▶ _The data_:
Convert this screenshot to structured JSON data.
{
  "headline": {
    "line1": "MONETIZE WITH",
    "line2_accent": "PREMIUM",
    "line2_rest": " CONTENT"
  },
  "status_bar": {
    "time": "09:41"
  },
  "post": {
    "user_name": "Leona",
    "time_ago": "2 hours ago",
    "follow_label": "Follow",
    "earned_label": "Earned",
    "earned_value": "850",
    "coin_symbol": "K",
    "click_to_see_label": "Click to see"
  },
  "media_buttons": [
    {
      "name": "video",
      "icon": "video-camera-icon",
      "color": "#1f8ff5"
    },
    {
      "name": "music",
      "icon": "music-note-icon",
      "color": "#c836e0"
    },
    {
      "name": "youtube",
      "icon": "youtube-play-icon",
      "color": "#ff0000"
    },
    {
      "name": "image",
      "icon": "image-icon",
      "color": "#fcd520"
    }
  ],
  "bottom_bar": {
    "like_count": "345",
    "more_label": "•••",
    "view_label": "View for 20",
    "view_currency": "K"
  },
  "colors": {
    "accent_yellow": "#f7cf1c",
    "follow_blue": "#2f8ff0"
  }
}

▶ _Work to do_:
Word for word, quote all of the data above.

▶ _Answer for the task_:
Convert this screenshot to structured JSON data.
{
  "headline": {
    "line1": "MONETIZE WITH",
    "line2_accent": "PREMIUM",
    "line2_rest": " CONTENT"
  },
  "status_bar": {
    "time": "09:41"
  },
  "post": {
    "user_name": "Leona",
    "time_ago": "2 hours ago",
    "follow_label": "Follow",
    "earned_label": "Earned",
    "earned_value": "850",
    "coin_symbol": "K",
    "click_to_see_label": "Click to see"
  },
  "media_buttons": [
    {
      "name": "video",
      "icon": "video-camera-icon",
      "color": "#1f8ff5"
    },
    {
      "name": "music",
      "icon": "music-note-icon",
      "color": "#c836e0"
    },
    {
      "name": "youtube",
      "icon": "youtube-play-icon",
      "color": "#ff0000"
    },
    {
      "name": "image",
      "icon": "image-icon",
      "color": "#fcd520"
    }
  ],
  "bottom_bar": {
    "like_count": "345",
    "more_label": "•••",
    "view_label": "View for 20",
    "view_currency": "K"
  },
  "colors": {
    "accent_yellow": "#f7cf1c",
    "follow_blue": "#2f8ff0"
  }
}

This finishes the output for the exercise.